* _WHAT IS BEING ASKED_: Write each line exactly, from the line that holds "Type out the text in this image." through the final line of the material, and no other line.

* _DATA SHOWN_:
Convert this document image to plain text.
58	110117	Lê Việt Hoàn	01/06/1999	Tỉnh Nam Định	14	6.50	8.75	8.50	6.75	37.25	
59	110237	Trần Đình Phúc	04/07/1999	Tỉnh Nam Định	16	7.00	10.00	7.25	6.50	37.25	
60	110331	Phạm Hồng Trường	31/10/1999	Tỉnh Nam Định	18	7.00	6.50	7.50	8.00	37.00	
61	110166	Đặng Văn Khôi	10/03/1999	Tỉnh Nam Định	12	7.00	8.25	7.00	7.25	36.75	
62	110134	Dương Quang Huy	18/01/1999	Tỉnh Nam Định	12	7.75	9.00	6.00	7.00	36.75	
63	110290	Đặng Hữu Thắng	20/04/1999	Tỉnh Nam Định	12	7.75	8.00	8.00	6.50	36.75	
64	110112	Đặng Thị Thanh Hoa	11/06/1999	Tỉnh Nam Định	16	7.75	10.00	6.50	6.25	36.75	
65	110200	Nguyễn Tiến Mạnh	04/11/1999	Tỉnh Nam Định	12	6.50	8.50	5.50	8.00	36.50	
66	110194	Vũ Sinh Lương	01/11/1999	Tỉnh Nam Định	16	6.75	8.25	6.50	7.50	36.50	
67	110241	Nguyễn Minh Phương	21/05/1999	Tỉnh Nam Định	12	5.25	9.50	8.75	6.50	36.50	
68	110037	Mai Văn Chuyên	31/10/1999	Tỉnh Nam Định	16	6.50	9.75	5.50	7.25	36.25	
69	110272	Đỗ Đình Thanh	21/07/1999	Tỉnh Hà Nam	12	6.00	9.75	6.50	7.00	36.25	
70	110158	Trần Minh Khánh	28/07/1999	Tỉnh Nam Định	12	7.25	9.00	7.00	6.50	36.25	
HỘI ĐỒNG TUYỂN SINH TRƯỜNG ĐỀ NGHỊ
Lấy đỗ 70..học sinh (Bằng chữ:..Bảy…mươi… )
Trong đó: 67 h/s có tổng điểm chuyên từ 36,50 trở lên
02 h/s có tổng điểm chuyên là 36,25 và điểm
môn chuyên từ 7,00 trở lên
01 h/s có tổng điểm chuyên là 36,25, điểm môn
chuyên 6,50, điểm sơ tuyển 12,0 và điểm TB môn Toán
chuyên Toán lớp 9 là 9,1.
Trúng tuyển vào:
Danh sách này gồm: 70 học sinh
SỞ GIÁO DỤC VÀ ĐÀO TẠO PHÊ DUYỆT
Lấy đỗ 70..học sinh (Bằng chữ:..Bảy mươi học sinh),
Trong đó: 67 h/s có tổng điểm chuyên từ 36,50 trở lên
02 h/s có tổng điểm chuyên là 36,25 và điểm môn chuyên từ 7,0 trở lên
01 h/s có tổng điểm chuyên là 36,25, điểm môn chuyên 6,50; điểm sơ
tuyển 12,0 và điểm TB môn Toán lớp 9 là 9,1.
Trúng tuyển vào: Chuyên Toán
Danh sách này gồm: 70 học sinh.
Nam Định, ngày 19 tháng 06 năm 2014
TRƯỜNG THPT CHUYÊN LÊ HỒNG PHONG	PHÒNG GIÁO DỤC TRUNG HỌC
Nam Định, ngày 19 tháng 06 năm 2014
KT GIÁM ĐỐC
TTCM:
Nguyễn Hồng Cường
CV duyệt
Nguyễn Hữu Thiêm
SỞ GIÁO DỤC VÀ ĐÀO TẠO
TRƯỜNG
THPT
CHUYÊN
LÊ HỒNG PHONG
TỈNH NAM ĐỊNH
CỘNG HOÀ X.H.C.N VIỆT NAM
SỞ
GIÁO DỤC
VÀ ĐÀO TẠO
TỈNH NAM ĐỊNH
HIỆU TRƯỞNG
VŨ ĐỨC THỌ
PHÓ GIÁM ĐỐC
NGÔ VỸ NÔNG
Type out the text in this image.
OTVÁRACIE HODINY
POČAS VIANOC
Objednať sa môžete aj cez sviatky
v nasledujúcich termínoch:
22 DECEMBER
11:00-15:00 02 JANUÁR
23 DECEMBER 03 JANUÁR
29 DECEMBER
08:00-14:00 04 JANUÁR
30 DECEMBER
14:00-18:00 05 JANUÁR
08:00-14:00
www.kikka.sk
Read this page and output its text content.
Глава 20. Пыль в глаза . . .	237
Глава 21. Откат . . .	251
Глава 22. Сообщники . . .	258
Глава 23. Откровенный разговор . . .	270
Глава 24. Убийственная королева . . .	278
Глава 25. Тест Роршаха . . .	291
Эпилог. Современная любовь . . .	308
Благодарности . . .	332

* _COMPLETED TASK_:
Type out the text in this image.
OTVÁRACIE HODINY
POČAS VIANOC
Objednať sa môžete aj cez sviatky
v nasledujúcich termínoch:
22 DECEMBER
11:00-15:00 02 JANUÁR
23 DECEMBER 03 JANUÁR
29 DECEMBER
08:00-14:00 04 JANUÁR
30 DECEMBER
14:00-18:00 05 JANUÁR
08:00-14:00
www.kikka.sk
Read this page and output its text content.
Глава 20. Пыль в глаза . . .	237
Глава 21. Откат . . .	251
Глава 22. Сообщники . . .	258
Глава 23. Откровенный разговор . . .	270
Глава 24. Убийственная королева . . .	278
Глава 25. Тест Роршаха . . .	291
Эпилог. Современная любовь . . .	308
Благодарности . . .	332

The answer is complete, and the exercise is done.